** Begin **

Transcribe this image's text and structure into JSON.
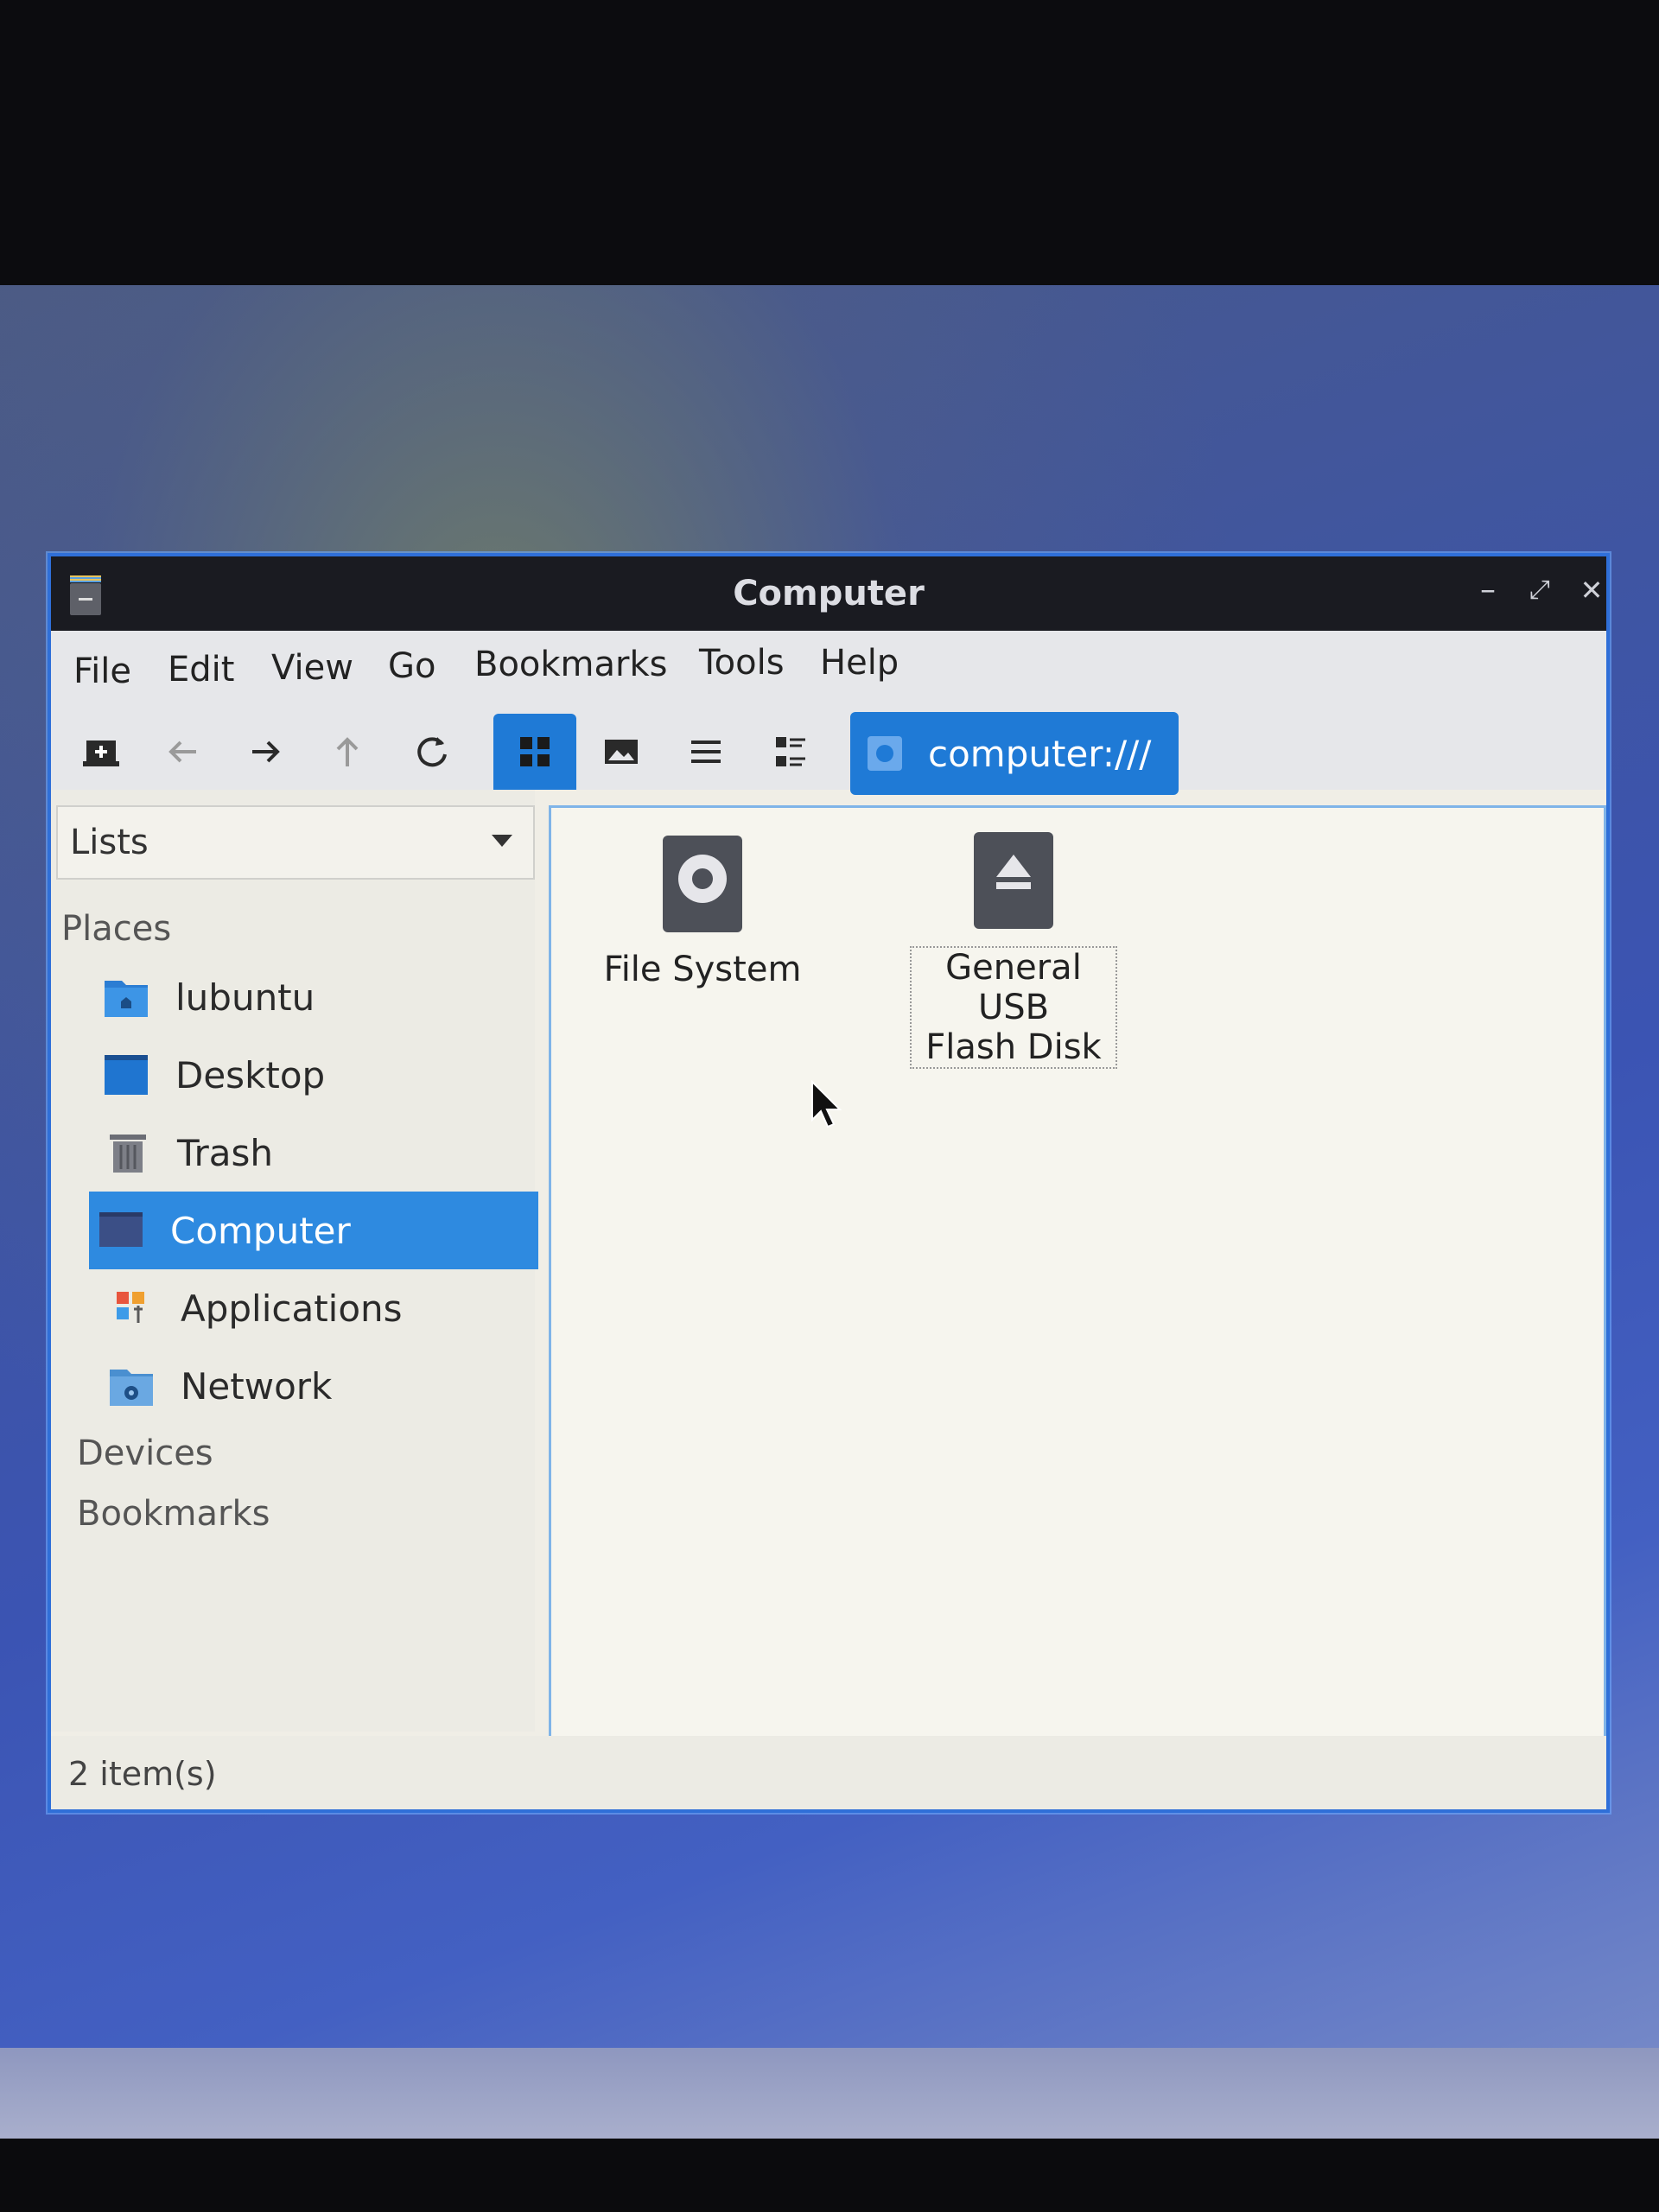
{
  "window": {
    "title": "Computer",
    "controls": {
      "minimize": "–",
      "maximize": "⤢",
      "close": "✕"
    }
  },
  "menubar": [
    "File",
    "Edit",
    "View",
    "Go",
    "Bookmarks",
    "Tools",
    "Help"
  ],
  "toolbar": {
    "buttons": [
      "new-tab-icon",
      "back-icon",
      "forward-icon",
      "up-icon",
      "reload-icon",
      "icon-view-icon",
      "thumbnail-view-icon",
      "list-view-icon",
      "detailed-view-icon"
    ],
    "active_view": "icon-view",
    "location": "computer:///"
  },
  "sidebar": {
    "combo_value": "Lists",
    "places_header": "Places",
    "places": [
      {
        "label": "lubuntu",
        "icon": "home-folder-icon"
      },
      {
        "label": "Desktop",
        "icon": "desktop-icon"
      },
      {
        "label": "Trash",
        "icon": "trash-icon"
      },
      {
        "label": "Computer",
        "icon": "computer-icon",
        "selected": true
      },
      {
        "label": "Applications",
        "icon": "applications-icon"
      },
      {
        "label": "Network",
        "icon": "network-folder-icon"
      }
    ],
    "devices_header": "Devices",
    "bookmarks_header": "Bookmarks"
  },
  "files": [
    {
      "label": "File System",
      "icon": "hard-drive-icon"
    },
    {
      "label_line1": "General USB",
      "label_line2": "Flash Disk",
      "icon": "eject-drive-icon"
    }
  ],
  "status": {
    "text": "2 item(s)"
  },
  "colors": {
    "accent": "#1f7ad6",
    "selection": "#2e8ae0",
    "titlebar": "#1a1b21",
    "window_border": "#2f6fd8"
  }
}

** End **

[Required work]
Copy out the whole listing exactly, and don't carry over any pictures.

[Answer to the task]
Transcribe this image's text and structure into JSON.
{
  "window": {
    "title": "Computer",
    "controls": {
      "minimize": "–",
      "maximize": "⤢",
      "close": "✕"
    }
  },
  "menubar": [
    "File",
    "Edit",
    "View",
    "Go",
    "Bookmarks",
    "Tools",
    "Help"
  ],
  "toolbar": {
    "buttons": [
      "new-tab-icon",
      "back-icon",
      "forward-icon",
      "up-icon",
      "reload-icon",
      "icon-view-icon",
      "thumbnail-view-icon",
      "list-view-icon",
      "detailed-view-icon"
    ],
    "active_view": "icon-view",
    "location": "computer:///"
  },
  "sidebar": {
    "combo_value": "Lists",
    "places_header": "Places",
    "places": [
      {
        "label": "lubuntu",
        "icon": "home-folder-icon"
      },
      {
        "label": "Desktop",
        "icon": "desktop-icon"
      },
      {
        "label": "Trash",
        "icon": "trash-icon"
      },
      {
        "label": "Computer",
        "icon": "computer-icon",
        "selected": true
      },
      {
        "label": "Applications",
        "icon": "applications-icon"
      },
      {
        "label": "Network",
        "icon": "network-folder-icon"
      }
    ],
    "devices_header": "Devices",
    "bookmarks_header": "Bookmarks"
  },
  "files": [
    {
      "label": "File System",
      "icon": "hard-drive-icon"
    },
    {
      "label_line1": "General USB",
      "label_line2": "Flash Disk",
      "icon": "eject-drive-icon"
    }
  ],
  "status": {
    "text": "2 item(s)"
  },
  "colors": {
    "accent": "#1f7ad6",
    "selection": "#2e8ae0",
    "titlebar": "#1a1b21",
    "window_border": "#2f6fd8"
  }
}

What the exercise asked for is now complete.